## Written instruction
Leave out the pictures, and quote exactly the lines running from the one with "Transcribe this image's" through the last line of the entries below.

## Dataset records

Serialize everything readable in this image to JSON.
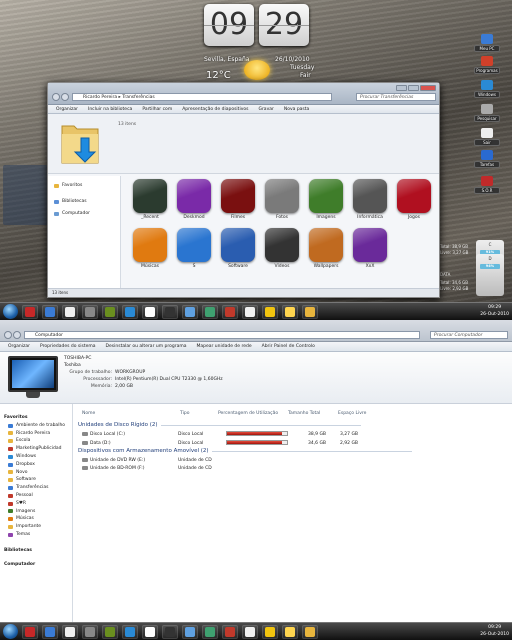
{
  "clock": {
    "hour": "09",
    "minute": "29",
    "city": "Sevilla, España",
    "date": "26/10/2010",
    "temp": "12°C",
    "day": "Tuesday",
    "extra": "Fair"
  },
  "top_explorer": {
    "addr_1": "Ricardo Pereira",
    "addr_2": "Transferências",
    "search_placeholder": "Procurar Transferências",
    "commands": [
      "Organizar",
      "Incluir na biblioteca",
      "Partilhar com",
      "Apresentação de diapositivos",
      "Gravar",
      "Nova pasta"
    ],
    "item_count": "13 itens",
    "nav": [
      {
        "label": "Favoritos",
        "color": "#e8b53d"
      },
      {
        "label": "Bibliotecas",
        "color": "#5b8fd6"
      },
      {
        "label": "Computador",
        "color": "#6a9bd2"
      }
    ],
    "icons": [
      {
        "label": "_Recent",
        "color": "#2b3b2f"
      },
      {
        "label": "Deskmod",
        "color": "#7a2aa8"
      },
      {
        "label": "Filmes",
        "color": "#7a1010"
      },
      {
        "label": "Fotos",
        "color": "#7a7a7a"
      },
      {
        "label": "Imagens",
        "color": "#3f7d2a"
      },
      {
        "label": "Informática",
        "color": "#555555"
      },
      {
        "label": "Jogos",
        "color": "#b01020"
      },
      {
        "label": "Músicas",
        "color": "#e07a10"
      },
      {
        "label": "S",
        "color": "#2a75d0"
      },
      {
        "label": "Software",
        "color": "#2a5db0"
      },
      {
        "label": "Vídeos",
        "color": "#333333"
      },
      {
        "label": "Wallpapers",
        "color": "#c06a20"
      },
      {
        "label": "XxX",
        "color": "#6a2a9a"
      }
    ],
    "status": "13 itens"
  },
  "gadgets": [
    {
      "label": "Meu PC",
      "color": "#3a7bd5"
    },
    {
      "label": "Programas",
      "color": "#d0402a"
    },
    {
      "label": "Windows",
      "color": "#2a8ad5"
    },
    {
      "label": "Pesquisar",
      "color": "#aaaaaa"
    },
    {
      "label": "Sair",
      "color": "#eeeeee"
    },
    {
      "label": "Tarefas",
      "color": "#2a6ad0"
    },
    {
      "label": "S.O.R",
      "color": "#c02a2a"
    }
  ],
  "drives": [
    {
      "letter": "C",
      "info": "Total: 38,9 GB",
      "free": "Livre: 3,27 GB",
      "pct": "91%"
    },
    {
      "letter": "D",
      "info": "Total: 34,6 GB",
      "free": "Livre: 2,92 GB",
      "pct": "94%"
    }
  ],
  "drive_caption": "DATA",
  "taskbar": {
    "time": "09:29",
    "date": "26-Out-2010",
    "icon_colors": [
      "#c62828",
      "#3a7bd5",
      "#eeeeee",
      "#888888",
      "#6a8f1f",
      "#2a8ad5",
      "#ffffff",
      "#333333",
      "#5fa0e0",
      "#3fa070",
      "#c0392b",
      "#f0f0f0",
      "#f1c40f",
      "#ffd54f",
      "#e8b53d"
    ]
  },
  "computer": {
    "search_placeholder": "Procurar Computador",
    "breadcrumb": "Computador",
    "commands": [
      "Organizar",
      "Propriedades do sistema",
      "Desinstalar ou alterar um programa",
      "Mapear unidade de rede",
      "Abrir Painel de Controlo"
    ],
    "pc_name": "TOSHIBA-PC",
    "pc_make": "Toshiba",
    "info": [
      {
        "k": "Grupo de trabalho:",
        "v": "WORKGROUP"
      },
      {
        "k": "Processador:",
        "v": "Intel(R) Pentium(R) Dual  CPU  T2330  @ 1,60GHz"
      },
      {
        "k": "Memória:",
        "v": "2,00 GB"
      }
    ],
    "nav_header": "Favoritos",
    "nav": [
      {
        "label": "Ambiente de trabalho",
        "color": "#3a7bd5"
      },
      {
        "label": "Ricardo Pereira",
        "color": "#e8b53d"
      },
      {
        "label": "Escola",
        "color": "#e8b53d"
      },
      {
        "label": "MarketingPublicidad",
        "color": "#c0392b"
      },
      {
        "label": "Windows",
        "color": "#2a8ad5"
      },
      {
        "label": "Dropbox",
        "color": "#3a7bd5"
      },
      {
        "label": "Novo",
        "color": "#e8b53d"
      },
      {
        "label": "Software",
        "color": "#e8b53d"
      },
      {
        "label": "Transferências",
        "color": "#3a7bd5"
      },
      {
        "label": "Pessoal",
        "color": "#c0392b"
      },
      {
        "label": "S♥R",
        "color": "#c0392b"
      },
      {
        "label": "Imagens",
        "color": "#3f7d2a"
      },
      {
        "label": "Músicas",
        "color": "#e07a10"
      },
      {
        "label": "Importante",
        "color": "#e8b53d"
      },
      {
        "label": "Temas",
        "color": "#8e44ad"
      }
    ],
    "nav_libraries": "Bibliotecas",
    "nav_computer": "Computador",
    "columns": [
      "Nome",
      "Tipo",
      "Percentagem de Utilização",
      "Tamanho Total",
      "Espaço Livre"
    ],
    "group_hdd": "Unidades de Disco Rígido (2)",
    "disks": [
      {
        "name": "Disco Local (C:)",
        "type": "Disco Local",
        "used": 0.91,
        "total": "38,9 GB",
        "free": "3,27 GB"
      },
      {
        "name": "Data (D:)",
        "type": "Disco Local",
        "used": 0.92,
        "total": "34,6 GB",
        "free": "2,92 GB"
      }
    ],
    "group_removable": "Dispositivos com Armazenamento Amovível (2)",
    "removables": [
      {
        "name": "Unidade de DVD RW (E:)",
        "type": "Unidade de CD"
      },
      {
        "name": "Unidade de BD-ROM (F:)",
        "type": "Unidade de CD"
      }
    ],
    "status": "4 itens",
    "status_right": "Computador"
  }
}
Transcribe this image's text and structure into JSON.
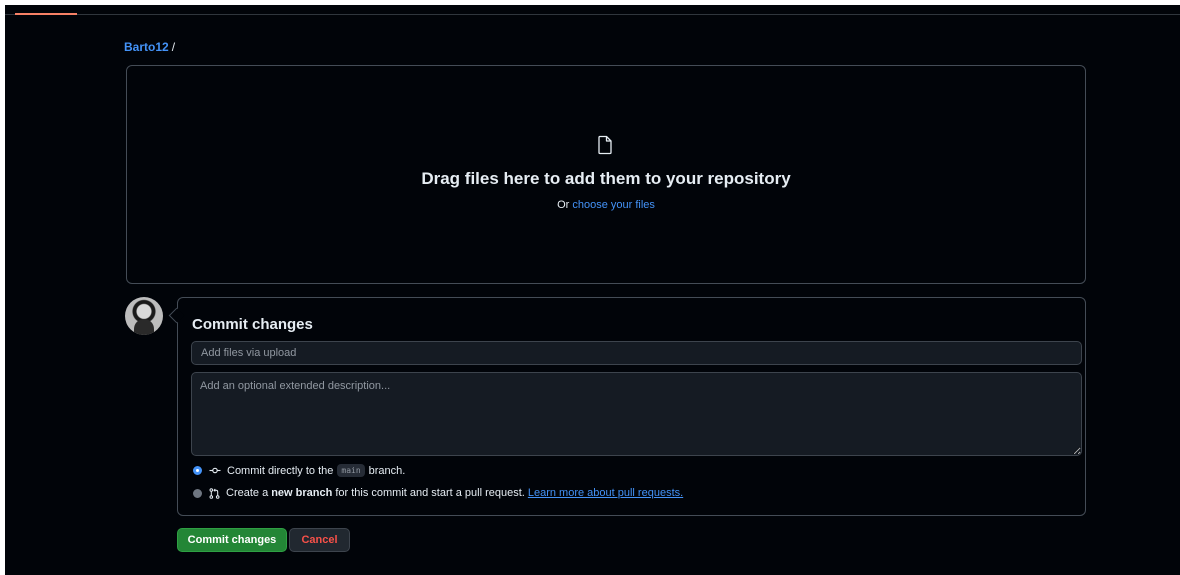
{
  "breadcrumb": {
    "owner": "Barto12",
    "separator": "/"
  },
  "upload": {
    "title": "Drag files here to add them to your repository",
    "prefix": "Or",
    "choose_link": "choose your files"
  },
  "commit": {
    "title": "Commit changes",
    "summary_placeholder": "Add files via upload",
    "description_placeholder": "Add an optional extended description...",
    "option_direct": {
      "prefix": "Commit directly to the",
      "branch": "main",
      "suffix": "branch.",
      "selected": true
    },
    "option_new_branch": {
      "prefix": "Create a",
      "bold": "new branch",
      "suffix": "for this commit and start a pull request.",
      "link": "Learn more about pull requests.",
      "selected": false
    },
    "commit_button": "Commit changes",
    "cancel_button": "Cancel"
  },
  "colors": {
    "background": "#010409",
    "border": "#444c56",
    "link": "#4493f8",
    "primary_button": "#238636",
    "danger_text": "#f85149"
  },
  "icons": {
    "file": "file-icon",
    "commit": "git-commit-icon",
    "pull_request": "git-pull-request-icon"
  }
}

## Completed task
Transcribe this image's text and structure into JSON.
{
  "breadcrumb": {
    "owner": "Barto12",
    "separator": "/"
  },
  "upload": {
    "title": "Drag files here to add them to your repository",
    "prefix": "Or",
    "choose_link": "choose your files"
  },
  "commit": {
    "title": "Commit changes",
    "summary_placeholder": "Add files via upload",
    "description_placeholder": "Add an optional extended description...",
    "option_direct": {
      "prefix": "Commit directly to the",
      "branch": "main",
      "suffix": "branch.",
      "selected": true
    },
    "option_new_branch": {
      "prefix": "Create a",
      "bold": "new branch",
      "suffix": "for this commit and start a pull request.",
      "link": "Learn more about pull requests.",
      "selected": false
    },
    "commit_button": "Commit changes",
    "cancel_button": "Cancel"
  },
  "colors": {
    "background": "#010409",
    "border": "#444c56",
    "link": "#4493f8",
    "primary_button": "#238636",
    "danger_text": "#f85149"
  },
  "icons": {
    "file": "file-icon",
    "commit": "git-commit-icon",
    "pull_request": "git-pull-request-icon"
  }
}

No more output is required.